• [Extracted records]:
---------------

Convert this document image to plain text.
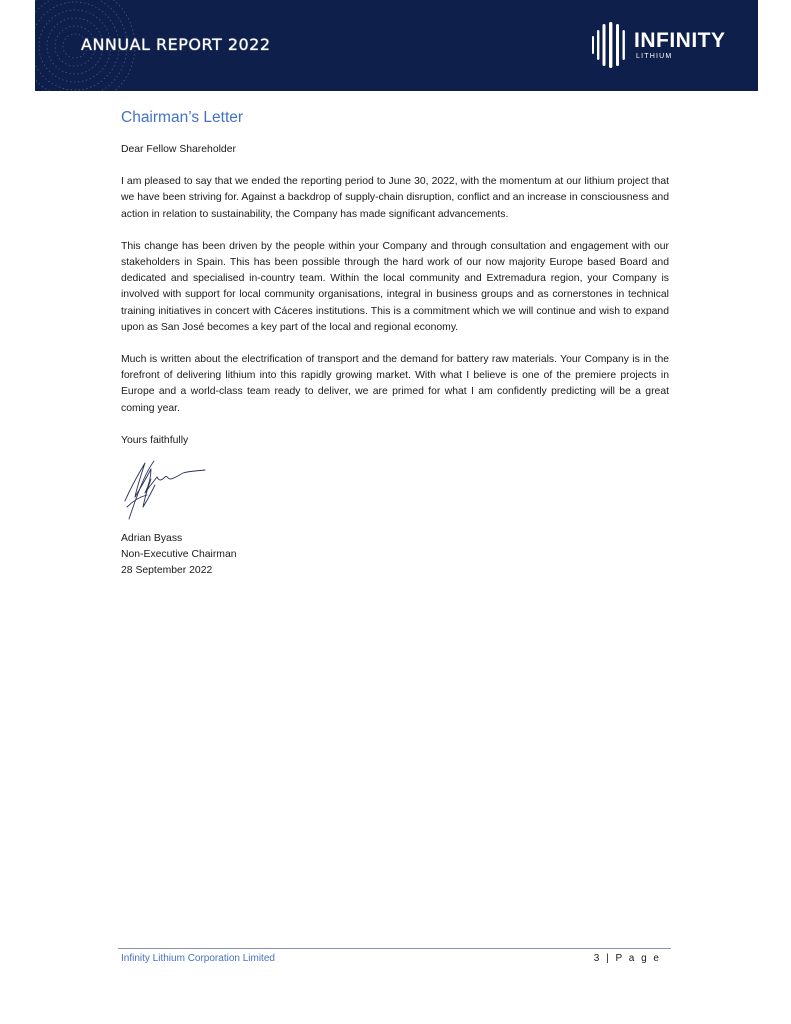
ANNUAL REPORT 2022	INFINITY
LITHIUM
Chairman’s Letter

Dear Fellow Shareholder

I am pleased to say that we ended the reporting period to June 30, 2022, with the momentum at our lithium project that we have been striving for. Against a backdrop of supply-chain disruption, conflict and an increase in consciousness and action in relation to sustainability, the Company has made significant advancements.

This change has been driven by the people within your Company and through consultation and engagement with our stakeholders in Spain. This has been possible through the hard work of our now majority Europe based Board and dedicated and specialised in-country team. Within the local community and Extremadura region, your Company is involved with support for local community organisations, integral in business groups and as cornerstones in technical training initiatives in concert with Cáceres institutions. This is a commitment which we will continue and wish to expand upon as San José becomes a key part of the local and regional economy.

Much is written about the electrification of transport and the demand for battery raw materials. Your Company is in the forefront of delivering lithium into this rapidly growing market. With what I believe is one of the premiere projects in Europe and a world-class team ready to deliver, we are primed for what I am confidently predicting will be a great coming year.

Yours faithfully

Adrian Byass

Non-Executive Chairman

28 September 2022

Infinity Lithium Corporation Limited	3 | P a g e
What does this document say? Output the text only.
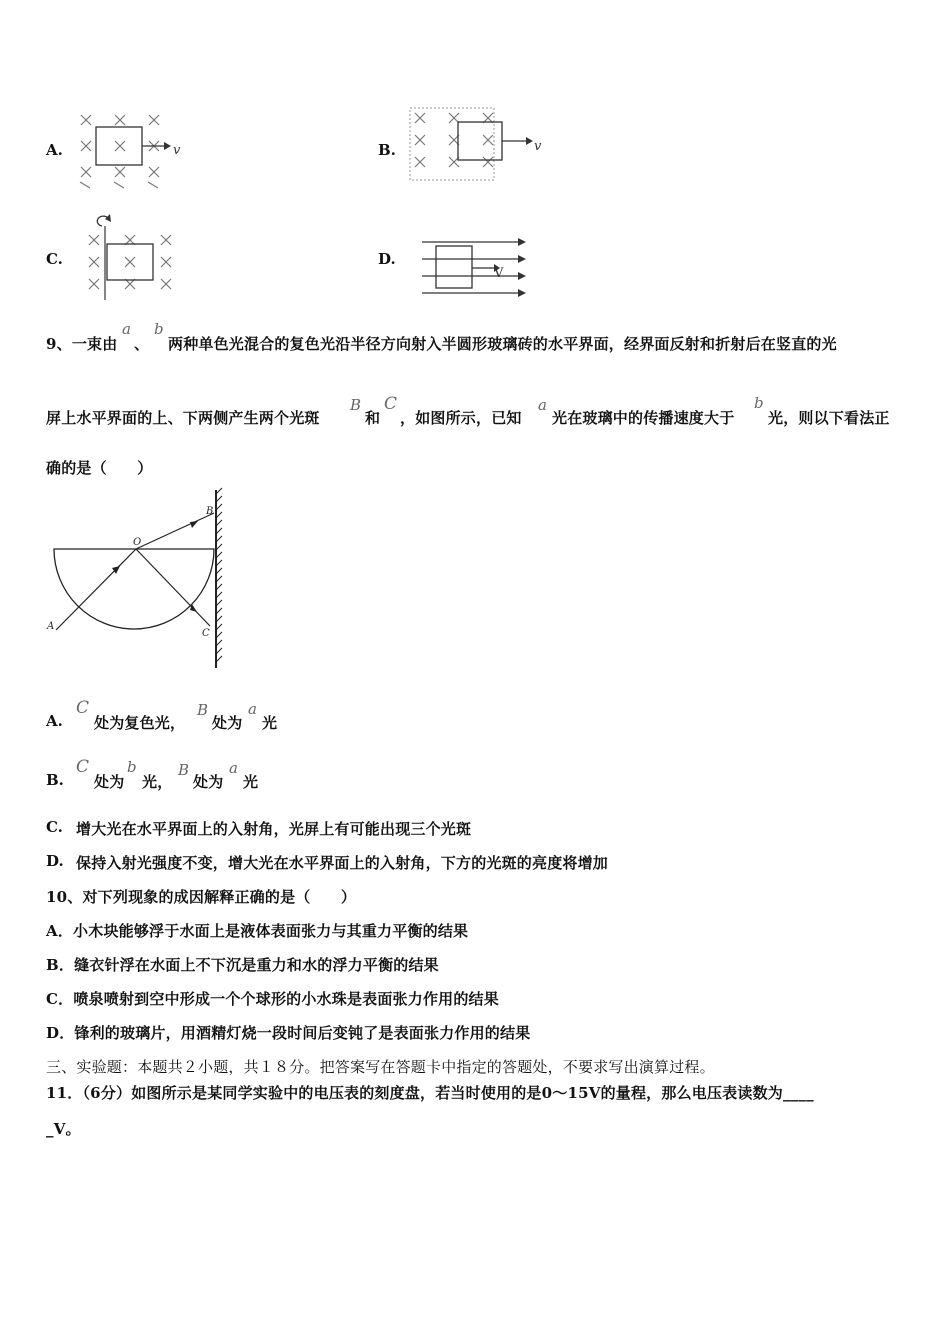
A.	v	B.	v
C.	D.
V
9、一束由
a
、
b
两种单色光混合的复色光沿半径方向射入半圆形玻璃砖的水平界面，经界面反射和折射后在竖直的光
屏上水平界面的上、下两侧产生两个光斑
B
和
C
，如图所示，已知
a
光在玻璃中的传播速度大于
b
光，则以下看法正
确的是（　　）
O
A
B
C
A.
C
处为复色光，
B
处为
a
光
B.
C
处为
b
光，
B
处为
a
光
C. 增大光在水平界面上的入射角，光屏上有可能出现三个光斑
D. 保持入射光强度不变，增大光在水平界面上的入射角，下方的光斑的亮度将增加
10、对下列现象的成因解释正确的是（　　）
A．小木块能够浮于水面上是液体表面张力与其重力平衡的结果
B．缝衣针浮在水面上不下沉是重力和水的浮力平衡的结果
C．喷泉喷射到空中形成一个个球形的小水珠是表面张力作用的结果
D．锋利的玻璃片，用酒精灯烧一段时间后变钝了是表面张力作用的结果
三、实验题：本题共２小题，共１８分。把答案写在答题卡中指定的答题处，不要求写出演算过程。
11．（6分）如图所示是某同学实验中的电压表的刻度盘，若当时使用的是0～15V的量程，那么电压表读数为____
_V。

---------------

• [Task directions]: Select and copy each line from the data that includes the word "text".

• [Correct result]:
Convert this document image to plain text.
What does this document say? Output the text only.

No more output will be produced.